▶ _READING TEXT_
● ● ●
Queen are easily one of the biggest rock bands of all time, and it’d be fair to say that Brian May’s guitar, the Red Special that he’s used almost exclusively for his entire career, gets almost as much attention as any of the four members. What makes the guitar so, well, special, is that Brian conceived, designed and built it from scratch with his father Harold over an 18 month period between early 1963 and late 1964.
Celebrating Brian May's Red Special Guitar
10 facts about Brian May’s Red Special that are even interesting to people who don’t play guitar
The book Brian May’s Red Special is published today and tells the whole story of the guitar’s life in Brian’s own words, ably assisted by this writer, and is illustrated with some incredible photographs, including many from the guitar’s build.
To whet the appetite, here are 10 factoids about the world’s most famous electric guitar.
- Arguably the best-known part of the guitar is the piece of mahogany that forms the neck. It was part of a 100-year old fireplace that was ‘…kicking around the workshop…’ and Brian shaped and worked it with various tools, some of which he designed and made himself.
- The neck mahogany sits on top of a sturdy piece of oak within the guts of the guitar, and it’s the latter that takes the strain of the strings and keeps the whole shebang stable. Brian wanted an ebony fingerboard but settled for oak that he stained black and polished by hand.
- Unlike, for example, a Fender Stratocaster, the guitar was deliberately designed to allow the scratchplate to be removed without any of the electronics coming with it. Made from black Perspex, it’s in pretty decent shape even today, although three new pickup surrounds were required during a restoration in 1998.
- The three Burns Tri-Sonic pickups are still the original units that Brian bought during the guitar’s build. He’d tried making his own, but even his ingenuity couldn’t overcome certain problems, so it was off to the Burns Shop in central London. They cost for three guineas each.
- The vibrato arm is a strut that supported a saddlebag on the front of a bicycle and Brian tipped it with part of one of his mother’s kitting needles that, again, he shaped using a method he devised himself. He uses the vibrato a great deal when he plays, adding a characteristic flavour to his tone.
● ● ●
Data items
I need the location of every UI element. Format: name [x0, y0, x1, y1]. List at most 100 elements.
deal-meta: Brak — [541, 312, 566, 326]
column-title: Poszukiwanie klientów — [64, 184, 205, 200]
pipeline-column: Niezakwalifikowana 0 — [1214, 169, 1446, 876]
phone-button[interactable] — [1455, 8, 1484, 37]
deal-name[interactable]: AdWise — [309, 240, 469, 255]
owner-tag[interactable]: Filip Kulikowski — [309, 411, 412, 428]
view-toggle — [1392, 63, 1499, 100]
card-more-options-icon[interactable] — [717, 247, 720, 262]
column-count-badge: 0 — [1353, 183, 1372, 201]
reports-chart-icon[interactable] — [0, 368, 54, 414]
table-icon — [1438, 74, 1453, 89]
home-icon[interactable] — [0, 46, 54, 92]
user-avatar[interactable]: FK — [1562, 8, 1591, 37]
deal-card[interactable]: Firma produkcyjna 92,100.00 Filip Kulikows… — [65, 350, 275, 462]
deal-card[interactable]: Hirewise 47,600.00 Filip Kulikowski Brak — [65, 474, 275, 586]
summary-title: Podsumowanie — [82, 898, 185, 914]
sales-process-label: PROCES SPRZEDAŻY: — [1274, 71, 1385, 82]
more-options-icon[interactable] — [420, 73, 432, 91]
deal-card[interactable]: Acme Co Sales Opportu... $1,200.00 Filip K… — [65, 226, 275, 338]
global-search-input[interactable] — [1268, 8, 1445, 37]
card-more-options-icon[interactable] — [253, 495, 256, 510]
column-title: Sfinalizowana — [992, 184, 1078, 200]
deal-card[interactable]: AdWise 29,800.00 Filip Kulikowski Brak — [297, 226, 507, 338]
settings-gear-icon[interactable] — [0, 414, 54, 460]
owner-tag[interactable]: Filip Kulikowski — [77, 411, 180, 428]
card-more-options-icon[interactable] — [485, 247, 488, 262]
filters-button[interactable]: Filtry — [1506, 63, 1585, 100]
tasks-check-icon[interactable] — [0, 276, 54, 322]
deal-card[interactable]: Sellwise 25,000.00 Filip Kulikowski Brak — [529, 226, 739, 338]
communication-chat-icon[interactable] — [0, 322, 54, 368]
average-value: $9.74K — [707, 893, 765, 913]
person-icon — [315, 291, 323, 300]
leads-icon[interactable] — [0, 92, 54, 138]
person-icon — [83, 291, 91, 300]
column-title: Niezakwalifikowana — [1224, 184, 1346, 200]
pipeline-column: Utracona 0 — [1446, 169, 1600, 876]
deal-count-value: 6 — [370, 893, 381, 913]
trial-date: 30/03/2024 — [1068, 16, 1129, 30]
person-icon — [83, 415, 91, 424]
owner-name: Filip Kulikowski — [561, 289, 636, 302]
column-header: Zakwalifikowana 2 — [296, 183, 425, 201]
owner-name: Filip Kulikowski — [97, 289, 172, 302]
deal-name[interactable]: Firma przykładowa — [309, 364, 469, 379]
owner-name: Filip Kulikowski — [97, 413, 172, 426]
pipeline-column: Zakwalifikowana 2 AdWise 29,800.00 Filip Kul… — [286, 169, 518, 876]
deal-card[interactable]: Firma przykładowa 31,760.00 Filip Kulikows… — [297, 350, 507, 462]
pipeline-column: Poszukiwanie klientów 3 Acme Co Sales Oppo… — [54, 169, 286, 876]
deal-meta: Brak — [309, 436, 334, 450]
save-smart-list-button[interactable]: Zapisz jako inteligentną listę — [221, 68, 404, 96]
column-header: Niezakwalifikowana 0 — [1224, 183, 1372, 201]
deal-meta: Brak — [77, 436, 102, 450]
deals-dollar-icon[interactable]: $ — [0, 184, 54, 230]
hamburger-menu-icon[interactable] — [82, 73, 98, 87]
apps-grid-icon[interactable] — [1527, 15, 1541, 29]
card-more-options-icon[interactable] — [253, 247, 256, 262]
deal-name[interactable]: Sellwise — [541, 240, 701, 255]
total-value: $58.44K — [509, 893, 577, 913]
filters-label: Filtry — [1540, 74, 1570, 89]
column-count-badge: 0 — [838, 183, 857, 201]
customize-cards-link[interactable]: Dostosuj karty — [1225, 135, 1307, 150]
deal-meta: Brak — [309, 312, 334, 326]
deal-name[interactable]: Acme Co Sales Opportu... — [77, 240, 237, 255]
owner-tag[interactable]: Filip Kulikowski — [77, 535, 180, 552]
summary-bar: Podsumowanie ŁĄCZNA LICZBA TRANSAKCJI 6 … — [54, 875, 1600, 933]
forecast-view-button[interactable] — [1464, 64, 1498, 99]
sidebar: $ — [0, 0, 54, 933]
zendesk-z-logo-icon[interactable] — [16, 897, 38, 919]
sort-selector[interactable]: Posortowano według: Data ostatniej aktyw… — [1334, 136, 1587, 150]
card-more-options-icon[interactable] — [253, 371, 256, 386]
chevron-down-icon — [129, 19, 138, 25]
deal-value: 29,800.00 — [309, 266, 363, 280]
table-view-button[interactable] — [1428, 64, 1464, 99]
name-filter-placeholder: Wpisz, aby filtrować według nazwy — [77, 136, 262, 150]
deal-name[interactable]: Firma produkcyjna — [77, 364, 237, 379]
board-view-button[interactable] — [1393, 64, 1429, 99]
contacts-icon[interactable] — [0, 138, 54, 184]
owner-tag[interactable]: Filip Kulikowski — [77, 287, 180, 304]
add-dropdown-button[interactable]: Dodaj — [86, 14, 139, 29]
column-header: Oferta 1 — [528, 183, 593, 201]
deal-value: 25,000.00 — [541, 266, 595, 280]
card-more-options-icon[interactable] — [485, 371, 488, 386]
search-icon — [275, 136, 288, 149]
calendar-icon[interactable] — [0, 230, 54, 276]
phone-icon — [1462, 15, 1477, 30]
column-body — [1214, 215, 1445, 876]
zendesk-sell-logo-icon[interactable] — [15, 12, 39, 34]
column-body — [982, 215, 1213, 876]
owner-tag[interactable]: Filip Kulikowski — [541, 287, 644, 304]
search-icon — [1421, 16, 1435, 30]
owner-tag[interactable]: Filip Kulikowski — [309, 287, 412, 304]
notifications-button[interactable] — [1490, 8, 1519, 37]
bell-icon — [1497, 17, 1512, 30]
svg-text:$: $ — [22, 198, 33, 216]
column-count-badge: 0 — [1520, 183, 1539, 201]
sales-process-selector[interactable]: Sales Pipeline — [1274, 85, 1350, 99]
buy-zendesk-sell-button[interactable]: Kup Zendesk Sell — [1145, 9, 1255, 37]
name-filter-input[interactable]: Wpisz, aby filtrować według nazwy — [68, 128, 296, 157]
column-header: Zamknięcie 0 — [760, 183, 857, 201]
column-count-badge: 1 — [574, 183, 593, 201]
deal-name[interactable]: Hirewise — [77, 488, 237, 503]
● ● ●
▶ _ASSIGNMENT_
Pick up the article about Brian May's Red Special guitar after its last sentence and write the next part.

▶ _ANSWER SECTION_
- Each of the 16 fingerboard dot markers is a mother of pearl shirt button liberated by Brian from his mother’s sewing box. Each was meticulously shaped and filed by hand to just the right size and Brian saved the most colourful for the trio at the 24th fret.
- Although most guitar repairers, should they get the chance, would strongly recommend a complete re-fret, every fret save the zero fret by the nut is original. Many are severely pitted and marked after 50 years of use, but Brian’s lightness of touch means that he feels making any replacements is unnecessary.
- Talking of frets he made the complex calculations to work out their exact spacing on the fingerboard himself. In fact, he went so far as to use one of the world’s very first computers to get the values to 100 decimal places.
- It has appeared on virtually every song Queen have ever recorded. Exceptions include obscure album tracks such as the jazzy My Melancholy Blues (from 1977’s News Of The World) and the far more familiar Crazy Little Thing Called Love, for which Brian used a Fender Esquire owned by Q drummer Roger Taylor.
- It’s arguably the most famous electric guitar on the planet and, as such, the security measures undertaken to keep it safe whilst on the road are thorough to say the least. For example, during Queen’s infamous tour of South America in 1981, it was under armed guard at all times. Don’t point, even.
Brian May's Big Red Special is published by Carlton, and is out today.